┌─ Material for the task
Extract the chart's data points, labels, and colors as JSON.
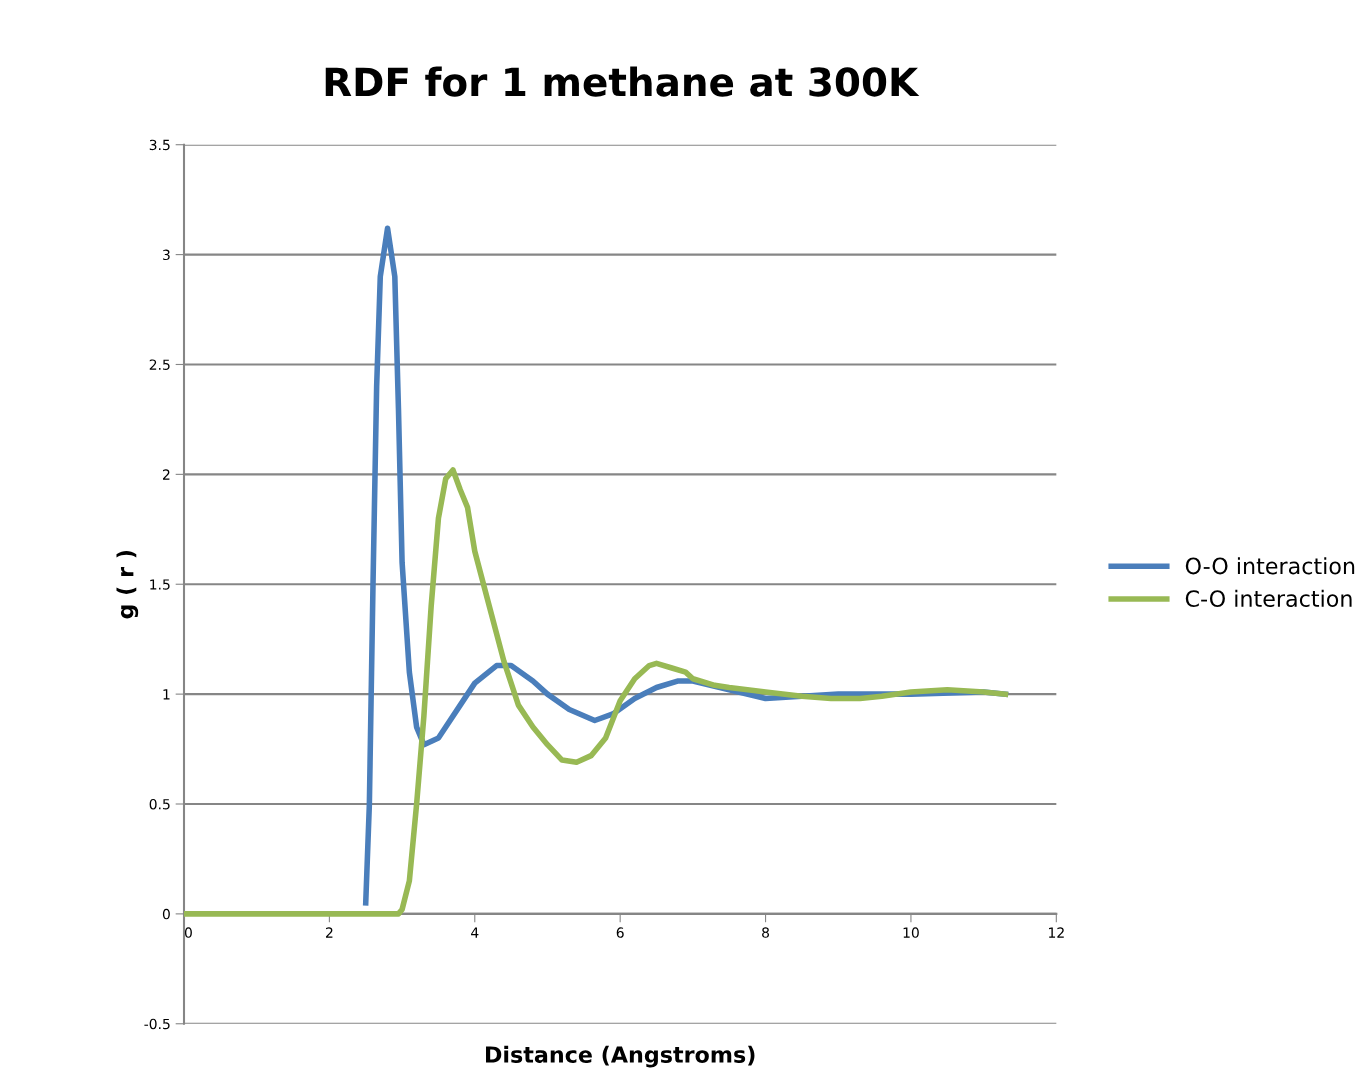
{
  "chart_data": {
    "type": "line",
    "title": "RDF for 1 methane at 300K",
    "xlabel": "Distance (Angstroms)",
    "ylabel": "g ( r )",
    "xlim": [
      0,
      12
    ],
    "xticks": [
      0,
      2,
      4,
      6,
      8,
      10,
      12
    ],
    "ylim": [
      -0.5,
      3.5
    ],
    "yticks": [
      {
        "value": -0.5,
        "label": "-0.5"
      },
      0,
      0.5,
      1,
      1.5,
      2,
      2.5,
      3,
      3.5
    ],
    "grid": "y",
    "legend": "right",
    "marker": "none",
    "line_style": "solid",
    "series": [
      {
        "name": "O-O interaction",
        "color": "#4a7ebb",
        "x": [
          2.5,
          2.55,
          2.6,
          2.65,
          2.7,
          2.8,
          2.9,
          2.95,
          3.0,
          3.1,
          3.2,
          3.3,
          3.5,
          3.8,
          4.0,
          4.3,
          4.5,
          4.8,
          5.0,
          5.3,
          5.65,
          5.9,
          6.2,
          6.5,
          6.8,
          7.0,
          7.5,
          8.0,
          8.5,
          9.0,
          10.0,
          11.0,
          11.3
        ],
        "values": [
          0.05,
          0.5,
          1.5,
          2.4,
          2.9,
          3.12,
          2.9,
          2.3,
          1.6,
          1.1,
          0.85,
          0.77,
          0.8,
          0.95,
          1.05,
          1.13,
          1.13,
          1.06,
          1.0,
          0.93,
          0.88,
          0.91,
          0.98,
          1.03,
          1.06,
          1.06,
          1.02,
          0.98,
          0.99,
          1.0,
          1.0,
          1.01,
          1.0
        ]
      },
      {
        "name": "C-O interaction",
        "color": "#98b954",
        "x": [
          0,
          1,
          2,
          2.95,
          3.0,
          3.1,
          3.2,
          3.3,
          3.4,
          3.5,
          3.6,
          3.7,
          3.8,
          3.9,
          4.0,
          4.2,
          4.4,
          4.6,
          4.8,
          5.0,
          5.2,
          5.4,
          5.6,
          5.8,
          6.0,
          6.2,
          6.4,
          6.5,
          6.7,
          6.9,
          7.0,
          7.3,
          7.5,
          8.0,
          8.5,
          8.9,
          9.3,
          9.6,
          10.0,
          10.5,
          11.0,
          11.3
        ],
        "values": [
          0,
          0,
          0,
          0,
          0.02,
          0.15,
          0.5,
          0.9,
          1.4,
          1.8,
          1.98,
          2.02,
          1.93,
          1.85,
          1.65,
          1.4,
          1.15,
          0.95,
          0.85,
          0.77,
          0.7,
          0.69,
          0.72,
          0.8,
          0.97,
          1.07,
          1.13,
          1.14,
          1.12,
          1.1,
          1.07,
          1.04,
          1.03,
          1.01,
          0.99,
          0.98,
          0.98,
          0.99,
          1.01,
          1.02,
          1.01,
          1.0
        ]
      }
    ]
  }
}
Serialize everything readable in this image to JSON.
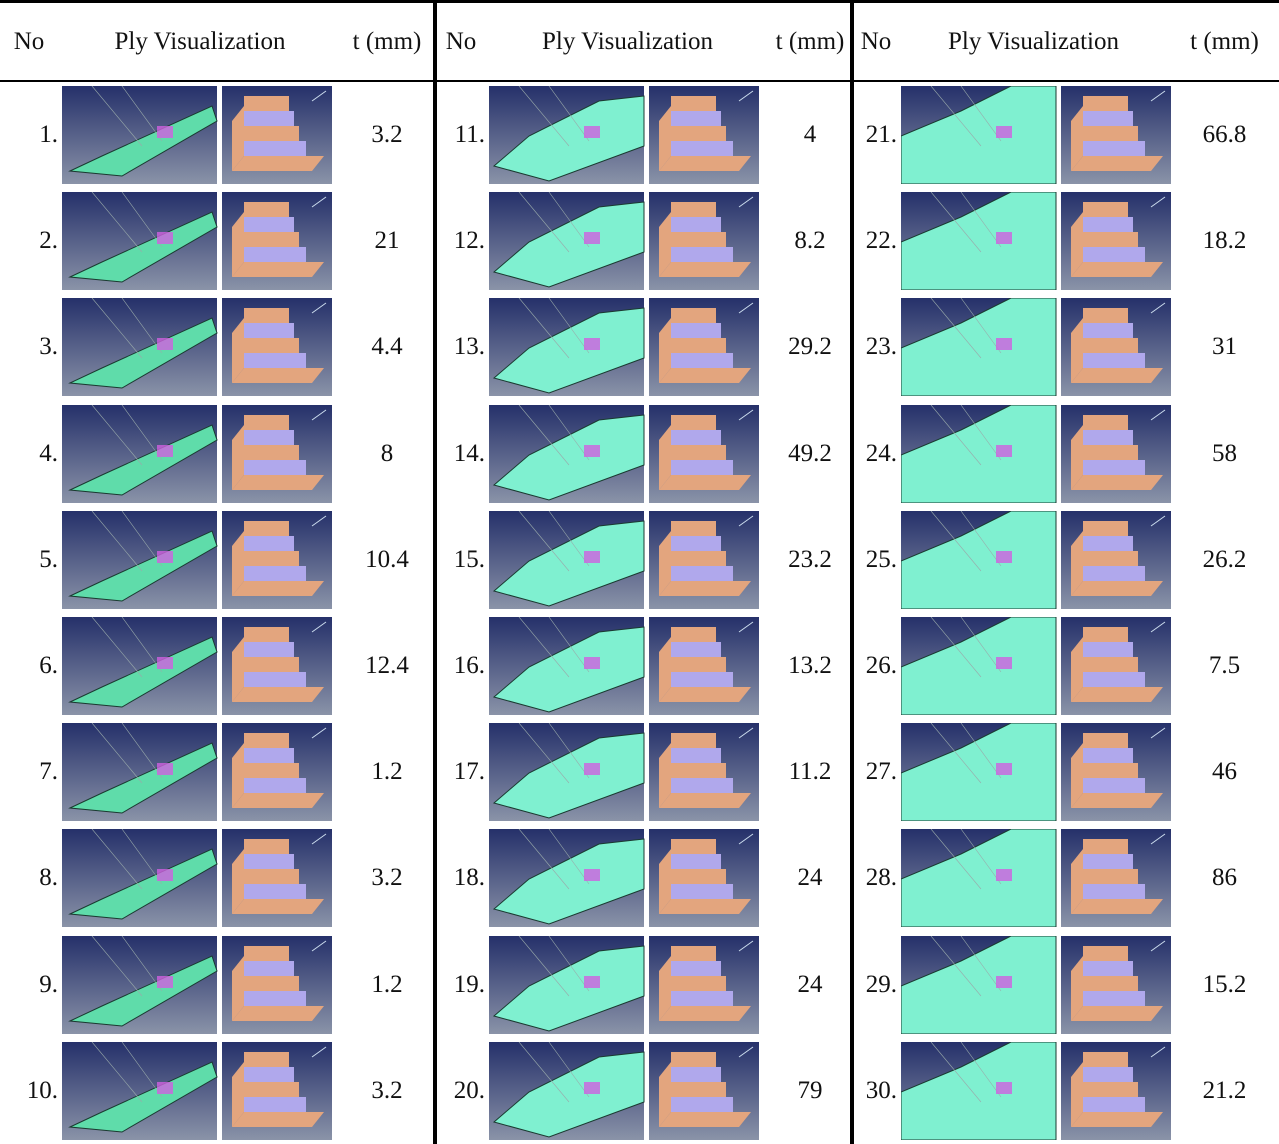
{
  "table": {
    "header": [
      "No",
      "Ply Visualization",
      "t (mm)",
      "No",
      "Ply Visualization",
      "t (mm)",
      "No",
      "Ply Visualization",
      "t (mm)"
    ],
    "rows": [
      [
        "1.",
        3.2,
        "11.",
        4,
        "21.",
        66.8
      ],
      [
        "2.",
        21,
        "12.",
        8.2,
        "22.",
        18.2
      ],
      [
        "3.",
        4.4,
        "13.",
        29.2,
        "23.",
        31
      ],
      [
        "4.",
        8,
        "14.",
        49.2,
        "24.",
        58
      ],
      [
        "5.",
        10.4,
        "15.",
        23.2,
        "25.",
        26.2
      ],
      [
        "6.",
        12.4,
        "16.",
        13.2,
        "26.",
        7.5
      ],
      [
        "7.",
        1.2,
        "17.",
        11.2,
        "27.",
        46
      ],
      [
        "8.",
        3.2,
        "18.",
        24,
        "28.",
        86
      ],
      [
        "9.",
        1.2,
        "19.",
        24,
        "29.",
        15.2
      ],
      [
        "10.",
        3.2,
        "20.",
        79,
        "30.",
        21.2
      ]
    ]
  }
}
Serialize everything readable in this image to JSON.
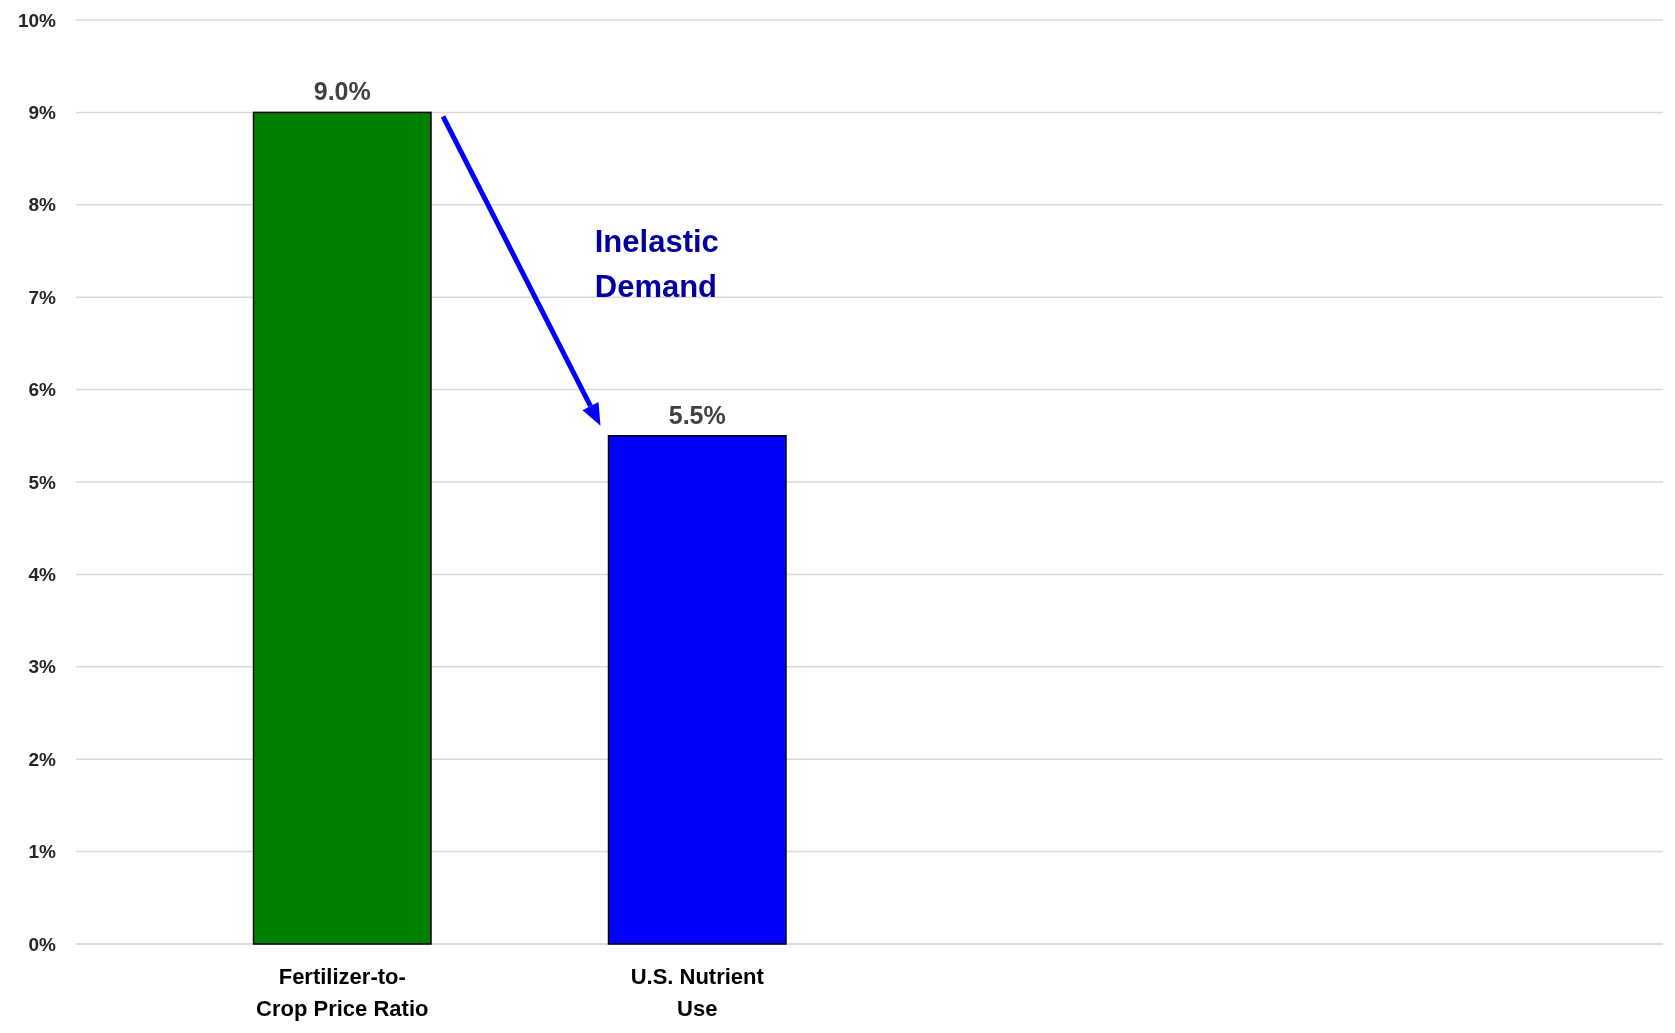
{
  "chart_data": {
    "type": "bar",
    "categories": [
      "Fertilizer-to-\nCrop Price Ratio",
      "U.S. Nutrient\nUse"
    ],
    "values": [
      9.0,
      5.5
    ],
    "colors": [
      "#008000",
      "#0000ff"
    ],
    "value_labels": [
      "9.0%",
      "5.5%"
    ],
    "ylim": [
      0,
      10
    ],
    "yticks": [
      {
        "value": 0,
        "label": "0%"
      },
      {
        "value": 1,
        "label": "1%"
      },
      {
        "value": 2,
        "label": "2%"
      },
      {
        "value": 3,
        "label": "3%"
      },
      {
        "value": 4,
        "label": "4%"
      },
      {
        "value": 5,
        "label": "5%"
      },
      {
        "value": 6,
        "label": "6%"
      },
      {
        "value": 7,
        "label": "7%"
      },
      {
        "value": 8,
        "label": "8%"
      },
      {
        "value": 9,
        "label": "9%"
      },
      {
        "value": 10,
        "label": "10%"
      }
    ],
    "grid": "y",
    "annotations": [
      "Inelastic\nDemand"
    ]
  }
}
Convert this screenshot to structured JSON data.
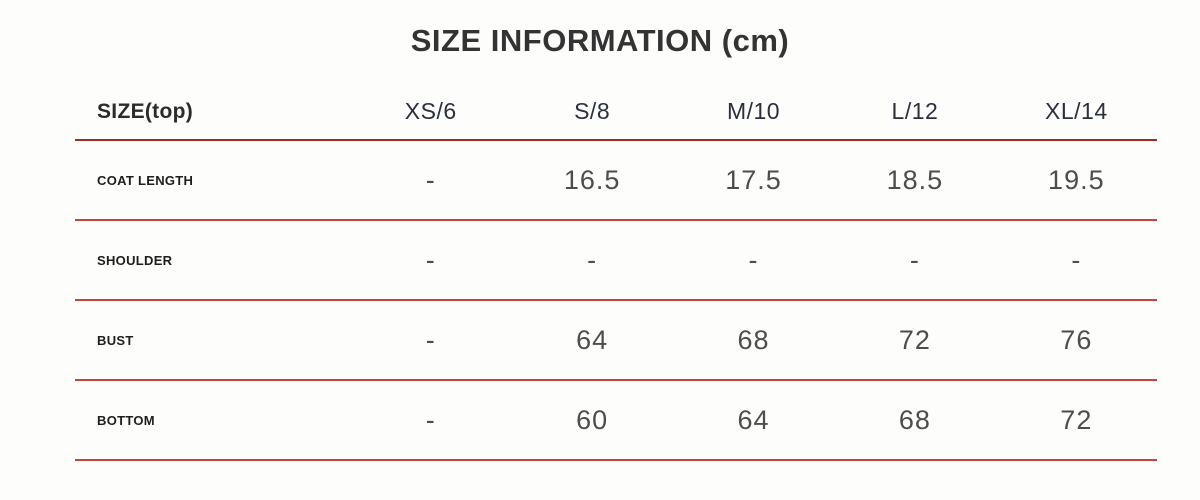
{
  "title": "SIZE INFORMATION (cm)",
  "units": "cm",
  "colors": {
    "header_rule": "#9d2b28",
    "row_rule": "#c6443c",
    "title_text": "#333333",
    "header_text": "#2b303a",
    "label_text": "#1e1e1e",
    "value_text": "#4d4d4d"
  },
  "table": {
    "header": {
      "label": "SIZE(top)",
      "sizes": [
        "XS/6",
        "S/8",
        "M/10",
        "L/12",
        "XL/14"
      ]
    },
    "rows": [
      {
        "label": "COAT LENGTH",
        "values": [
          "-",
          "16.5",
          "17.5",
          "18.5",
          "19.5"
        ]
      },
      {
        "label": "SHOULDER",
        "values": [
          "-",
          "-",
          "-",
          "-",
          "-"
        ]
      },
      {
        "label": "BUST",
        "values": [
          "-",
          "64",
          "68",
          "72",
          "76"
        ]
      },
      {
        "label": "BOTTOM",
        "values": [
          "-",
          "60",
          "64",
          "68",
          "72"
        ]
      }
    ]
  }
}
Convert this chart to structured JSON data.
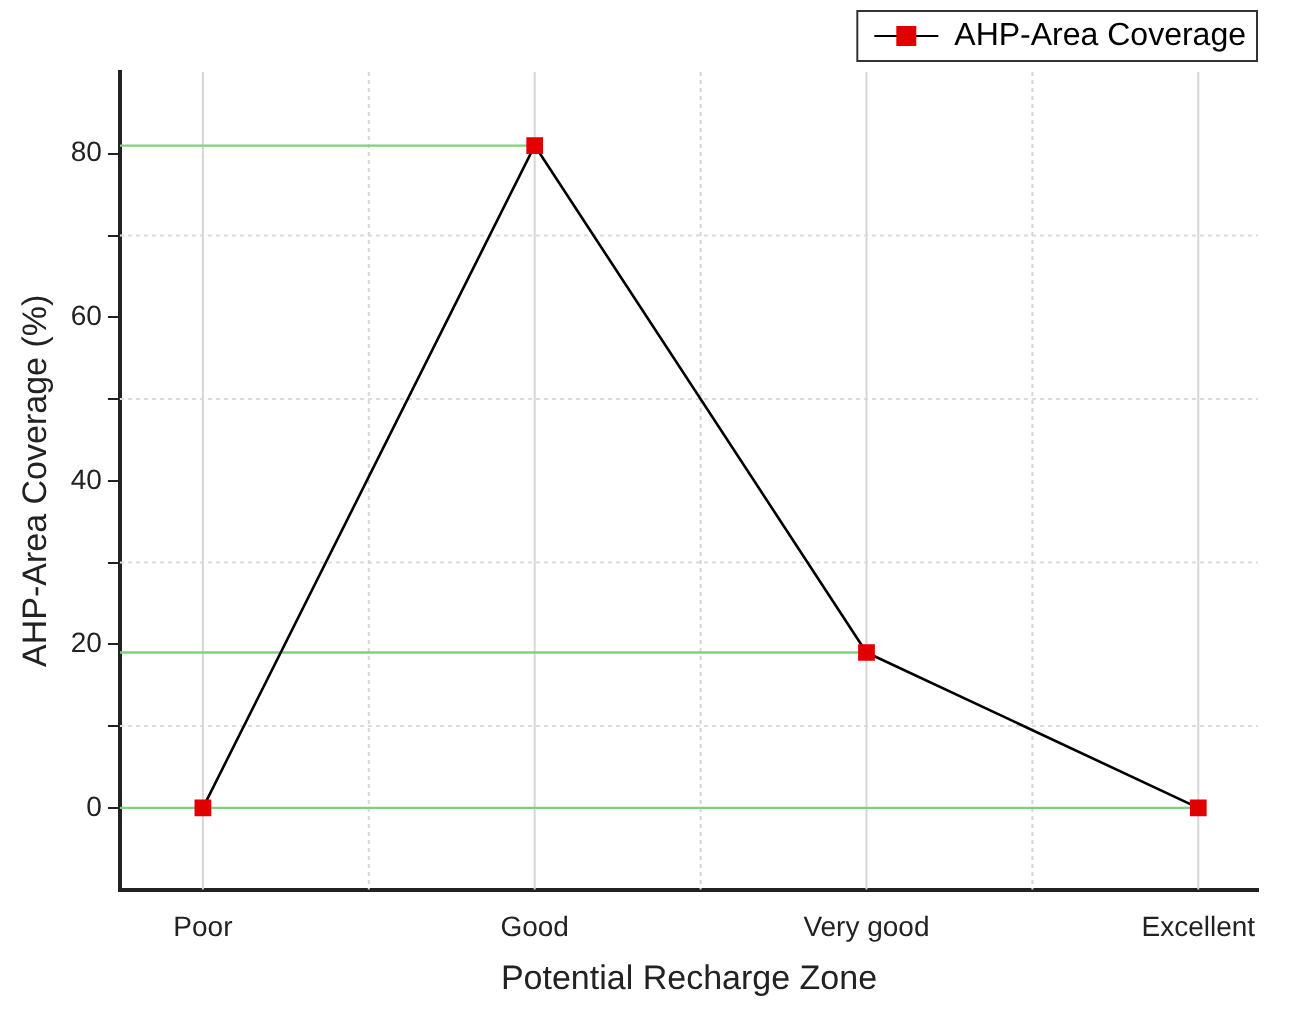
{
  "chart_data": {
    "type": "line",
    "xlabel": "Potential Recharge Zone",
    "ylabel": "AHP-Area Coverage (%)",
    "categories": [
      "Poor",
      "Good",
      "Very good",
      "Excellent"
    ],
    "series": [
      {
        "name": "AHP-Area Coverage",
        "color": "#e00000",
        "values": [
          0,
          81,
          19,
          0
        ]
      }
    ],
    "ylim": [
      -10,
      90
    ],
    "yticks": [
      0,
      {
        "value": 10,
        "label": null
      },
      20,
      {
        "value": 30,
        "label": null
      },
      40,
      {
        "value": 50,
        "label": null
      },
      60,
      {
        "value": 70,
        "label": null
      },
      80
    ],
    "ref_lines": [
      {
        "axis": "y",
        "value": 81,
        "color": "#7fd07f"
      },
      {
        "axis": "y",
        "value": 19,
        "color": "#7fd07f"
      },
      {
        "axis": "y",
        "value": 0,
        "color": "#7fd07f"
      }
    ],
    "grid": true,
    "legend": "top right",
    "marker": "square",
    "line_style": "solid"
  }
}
└─
### Do this
Look through the data and gather every line with the string "colors" in it.

### Full solution
Extract the chart's data points, labels, and colors as JSON.
    "colors": [
  "colors": {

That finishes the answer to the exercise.